_What you are asked to do:_ Please restate the following records word for word.

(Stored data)
# # # # #

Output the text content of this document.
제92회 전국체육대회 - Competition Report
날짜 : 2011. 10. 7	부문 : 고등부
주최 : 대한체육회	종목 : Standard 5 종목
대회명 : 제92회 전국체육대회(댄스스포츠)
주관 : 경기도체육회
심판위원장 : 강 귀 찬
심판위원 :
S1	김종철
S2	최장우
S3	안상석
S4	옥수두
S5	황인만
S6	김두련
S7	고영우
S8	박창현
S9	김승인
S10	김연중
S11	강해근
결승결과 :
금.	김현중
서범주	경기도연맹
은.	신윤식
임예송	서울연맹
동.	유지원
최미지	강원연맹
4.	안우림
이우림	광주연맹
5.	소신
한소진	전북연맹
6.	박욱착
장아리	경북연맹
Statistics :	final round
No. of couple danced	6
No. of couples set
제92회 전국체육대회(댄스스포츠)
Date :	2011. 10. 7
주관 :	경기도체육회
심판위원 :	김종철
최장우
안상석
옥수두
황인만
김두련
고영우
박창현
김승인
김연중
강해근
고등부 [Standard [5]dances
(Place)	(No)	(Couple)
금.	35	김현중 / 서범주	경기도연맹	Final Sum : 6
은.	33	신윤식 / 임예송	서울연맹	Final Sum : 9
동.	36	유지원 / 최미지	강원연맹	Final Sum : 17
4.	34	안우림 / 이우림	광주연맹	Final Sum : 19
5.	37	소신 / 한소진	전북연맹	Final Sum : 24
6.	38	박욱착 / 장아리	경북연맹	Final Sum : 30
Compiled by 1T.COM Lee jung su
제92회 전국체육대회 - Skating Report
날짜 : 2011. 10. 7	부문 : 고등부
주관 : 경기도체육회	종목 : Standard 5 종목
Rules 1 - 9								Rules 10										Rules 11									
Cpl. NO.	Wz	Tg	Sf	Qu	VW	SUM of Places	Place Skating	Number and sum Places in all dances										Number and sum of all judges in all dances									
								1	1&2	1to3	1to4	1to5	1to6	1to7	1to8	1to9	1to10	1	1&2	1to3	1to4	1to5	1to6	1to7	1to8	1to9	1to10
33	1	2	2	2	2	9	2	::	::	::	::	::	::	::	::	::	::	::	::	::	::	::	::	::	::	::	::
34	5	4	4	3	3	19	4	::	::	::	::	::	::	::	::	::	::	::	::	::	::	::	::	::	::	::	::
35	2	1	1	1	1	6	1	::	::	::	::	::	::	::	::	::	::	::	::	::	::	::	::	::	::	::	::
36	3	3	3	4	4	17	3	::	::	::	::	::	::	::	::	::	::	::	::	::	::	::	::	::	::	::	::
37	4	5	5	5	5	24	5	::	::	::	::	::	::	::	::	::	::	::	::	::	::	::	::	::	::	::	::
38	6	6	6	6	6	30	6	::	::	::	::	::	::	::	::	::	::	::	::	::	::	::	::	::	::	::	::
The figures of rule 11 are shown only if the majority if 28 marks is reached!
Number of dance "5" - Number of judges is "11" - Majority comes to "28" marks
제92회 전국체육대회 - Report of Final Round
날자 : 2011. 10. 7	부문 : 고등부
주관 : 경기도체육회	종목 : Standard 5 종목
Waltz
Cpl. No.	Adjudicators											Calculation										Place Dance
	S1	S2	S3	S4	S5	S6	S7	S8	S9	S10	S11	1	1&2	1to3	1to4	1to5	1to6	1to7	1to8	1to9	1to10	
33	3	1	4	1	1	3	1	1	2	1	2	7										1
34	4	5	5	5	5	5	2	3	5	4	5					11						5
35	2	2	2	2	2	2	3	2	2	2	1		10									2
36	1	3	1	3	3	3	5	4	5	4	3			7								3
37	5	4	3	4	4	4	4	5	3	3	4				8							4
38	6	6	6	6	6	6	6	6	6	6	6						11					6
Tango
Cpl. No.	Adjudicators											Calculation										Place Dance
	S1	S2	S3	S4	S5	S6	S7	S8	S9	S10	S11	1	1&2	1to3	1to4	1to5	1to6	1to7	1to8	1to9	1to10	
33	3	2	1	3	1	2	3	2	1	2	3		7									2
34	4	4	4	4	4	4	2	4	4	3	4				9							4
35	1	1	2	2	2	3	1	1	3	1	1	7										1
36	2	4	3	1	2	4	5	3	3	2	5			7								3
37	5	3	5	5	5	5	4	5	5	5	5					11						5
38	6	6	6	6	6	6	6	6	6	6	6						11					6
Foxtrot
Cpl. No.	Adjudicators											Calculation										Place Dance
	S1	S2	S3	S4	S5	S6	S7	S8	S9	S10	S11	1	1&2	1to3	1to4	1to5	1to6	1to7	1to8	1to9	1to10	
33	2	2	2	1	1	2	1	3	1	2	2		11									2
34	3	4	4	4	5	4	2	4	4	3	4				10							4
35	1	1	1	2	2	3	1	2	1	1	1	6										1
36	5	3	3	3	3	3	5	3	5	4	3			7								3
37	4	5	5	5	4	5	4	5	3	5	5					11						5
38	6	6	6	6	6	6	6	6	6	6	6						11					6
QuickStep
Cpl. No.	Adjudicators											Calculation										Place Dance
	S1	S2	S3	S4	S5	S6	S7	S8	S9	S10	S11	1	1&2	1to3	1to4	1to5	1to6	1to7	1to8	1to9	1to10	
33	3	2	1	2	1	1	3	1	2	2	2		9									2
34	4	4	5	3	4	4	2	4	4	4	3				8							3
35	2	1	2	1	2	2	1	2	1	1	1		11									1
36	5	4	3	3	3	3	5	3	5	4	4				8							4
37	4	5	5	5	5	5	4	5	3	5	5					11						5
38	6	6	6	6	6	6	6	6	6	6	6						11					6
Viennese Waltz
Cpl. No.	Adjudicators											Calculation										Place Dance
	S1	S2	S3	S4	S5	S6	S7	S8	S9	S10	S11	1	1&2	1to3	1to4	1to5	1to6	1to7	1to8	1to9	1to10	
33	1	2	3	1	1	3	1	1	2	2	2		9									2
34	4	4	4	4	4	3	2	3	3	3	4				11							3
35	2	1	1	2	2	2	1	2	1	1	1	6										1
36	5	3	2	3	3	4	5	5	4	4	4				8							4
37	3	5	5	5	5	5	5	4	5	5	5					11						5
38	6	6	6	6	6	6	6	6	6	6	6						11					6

# # # # #

_Final answer:_
Output the text content of this document.
제92회 전국체육대회 - Competition Report
날짜 : 2011. 10. 7	부문 : 고등부
주최 : 대한체육회	종목 : Standard 5 종목
대회명 : 제92회 전국체육대회(댄스스포츠)
주관 : 경기도체육회
심판위원장 : 강 귀 찬
심판위원 :
S1	김종철
S2	최장우
S3	안상석
S4	옥수두
S5	황인만
S6	김두련
S7	고영우
S8	박창현
S9	김승인
S10	김연중
S11	강해근
결승결과 :
금.	김현중
서범주	경기도연맹
은.	신윤식
임예송	서울연맹
동.	유지원
최미지	강원연맹
4.	안우림
이우림	광주연맹
5.	소신
한소진	전북연맹
6.	박욱착
장아리	경북연맹
Statistics :	final round
No. of couple danced	6
No. of couples set
제92회 전국체육대회(댄스스포츠)
Date :	2011. 10. 7
주관 :	경기도체육회
심판위원 :	김종철
최장우
안상석
옥수두
황인만
김두련
고영우
박창현
김승인
김연중
강해근
고등부 [Standard [5]dances
(Place)	(No)	(Couple)
금.	35	김현중 / 서범주	경기도연맹	Final Sum : 6
은.	33	신윤식 / 임예송	서울연맹	Final Sum : 9
동.	36	유지원 / 최미지	강원연맹	Final Sum : 17
4.	34	안우림 / 이우림	광주연맹	Final Sum : 19
5.	37	소신 / 한소진	전북연맹	Final Sum : 24
6.	38	박욱착 / 장아리	경북연맹	Final Sum : 30
Compiled by 1T.COM Lee jung su
제92회 전국체육대회 - Skating Report
날짜 : 2011. 10. 7	부문 : 고등부
주관 : 경기도체육회	종목 : Standard 5 종목
Rules 1 - 9								Rules 10										Rules 11									
Cpl. NO.	Wz	Tg	Sf	Qu	VW	SUM of Places	Place Skating	Number and sum Places in all dances										Number and sum of all judges in all dances									
								1	1&2	1to3	1to4	1to5	1to6	1to7	1to8	1to9	1to10	1	1&2	1to3	1to4	1to5	1to6	1to7	1to8	1to9	1to10
33	1	2	2	2	2	9	2	::	::	::	::	::	::	::	::	::	::	::	::	::	::	::	::	::	::	::	::
34	5	4	4	3	3	19	4	::	::	::	::	::	::	::	::	::	::	::	::	::	::	::	::	::	::	::	::
35	2	1	1	1	1	6	1	::	::	::	::	::	::	::	::	::	::	::	::	::	::	::	::	::	::	::	::
36	3	3	3	4	4	17	3	::	::	::	::	::	::	::	::	::	::	::	::	::	::	::	::	::	::	::	::
37	4	5	5	5	5	24	5	::	::	::	::	::	::	::	::	::	::	::	::	::	::	::	::	::	::	::	::
38	6	6	6	6	6	30	6	::	::	::	::	::	::	::	::	::	::	::	::	::	::	::	::	::	::	::	::
The figures of rule 11 are shown only if the majority if 28 marks is reached!
Number of dance "5" - Number of judges is "11" - Majority comes to "28" marks
제92회 전국체육대회 - Report of Final Round
날자 : 2011. 10. 7	부문 : 고등부
주관 : 경기도체육회	종목 : Standard 5 종목
Waltz
Cpl. No.	Adjudicators											Calculation										Place Dance
	S1	S2	S3	S4	S5	S6	S7	S8	S9	S10	S11	1	1&2	1to3	1to4	1to5	1to6	1to7	1to8	1to9	1to10	
33	3	1	4	1	1	3	1	1	2	1	2	7										1
34	4	5	5	5	5	5	2	3	5	4	5					11						5
35	2	2	2	2	2	2	3	2	2	2	1		10									2
36	1	3	1	3	3	3	5	4	5	4	3			7								3
37	5	4	3	4	4	4	4	5	3	3	4				8							4
38	6	6	6	6	6	6	6	6	6	6	6						11					6
Tango
Cpl. No.	Adjudicators											Calculation										Place Dance
	S1	S2	S3	S4	S5	S6	S7	S8	S9	S10	S11	1	1&2	1to3	1to4	1to5	1to6	1to7	1to8	1to9	1to10	
33	3	2	1	3	1	2	3	2	1	2	3		7									2
34	4	4	4	4	4	4	2	4	4	3	4				9							4
35	1	1	2	2	2	3	1	1	3	1	1	7										1
36	2	4	3	1	2	4	5	3	3	2	5			7								3
37	5	3	5	5	5	5	4	5	5	5	5					11						5
38	6	6	6	6	6	6	6	6	6	6	6						11					6
Foxtrot
Cpl. No.	Adjudicators											Calculation										Place Dance
	S1	S2	S3	S4	S5	S6	S7	S8	S9	S10	S11	1	1&2	1to3	1to4	1to5	1to6	1to7	1to8	1to9	1to10	
33	2	2	2	1	1	2	1	3	1	2	2		11									2
34	3	4	4	4	5	4	2	4	4	3	4				10							4
35	1	1	1	2	2	3	1	2	1	1	1	6										1
36	5	3	3	3	3	3	5	3	5	4	3			7								3
37	4	5	5	5	4	5	4	5	3	5	5					11						5
38	6	6	6	6	6	6	6	6	6	6	6						11					6
QuickStep
Cpl. No.	Adjudicators											Calculation										Place Dance
	S1	S2	S3	S4	S5	S6	S7	S8	S9	S10	S11	1	1&2	1to3	1to4	1to5	1to6	1to7	1to8	1to9	1to10	
33	3	2	1	2	1	1	3	1	2	2	2		9									2
34	4	4	5	3	4	4	2	4	4	4	3				8							3
35	2	1	2	1	2	2	1	2	1	1	1		11									1
36	5	4	3	3	3	3	5	3	5	4	4				8							4
37	4	5	5	5	5	5	4	5	3	5	5					11						5
38	6	6	6	6	6	6	6	6	6	6	6						11					6
Viennese Waltz
Cpl. No.	Adjudicators											Calculation										Place Dance
	S1	S2	S3	S4	S5	S6	S7	S8	S9	S10	S11	1	1&2	1to3	1to4	1to5	1to6	1to7	1to8	1to9	1to10	
33	1	2	3	1	1	3	1	1	2	2	2		9									2
34	4	4	4	4	4	3	2	3	3	3	4				11							3
35	2	1	1	2	2	2	1	2	1	1	1	6										1
36	5	3	2	3	3	4	5	5	4	4	4				8							4
37	3	5	5	5	5	5	5	4	5	5	5					11						5
38	6	6	6	6	6	6	6	6	6	6	6						11					6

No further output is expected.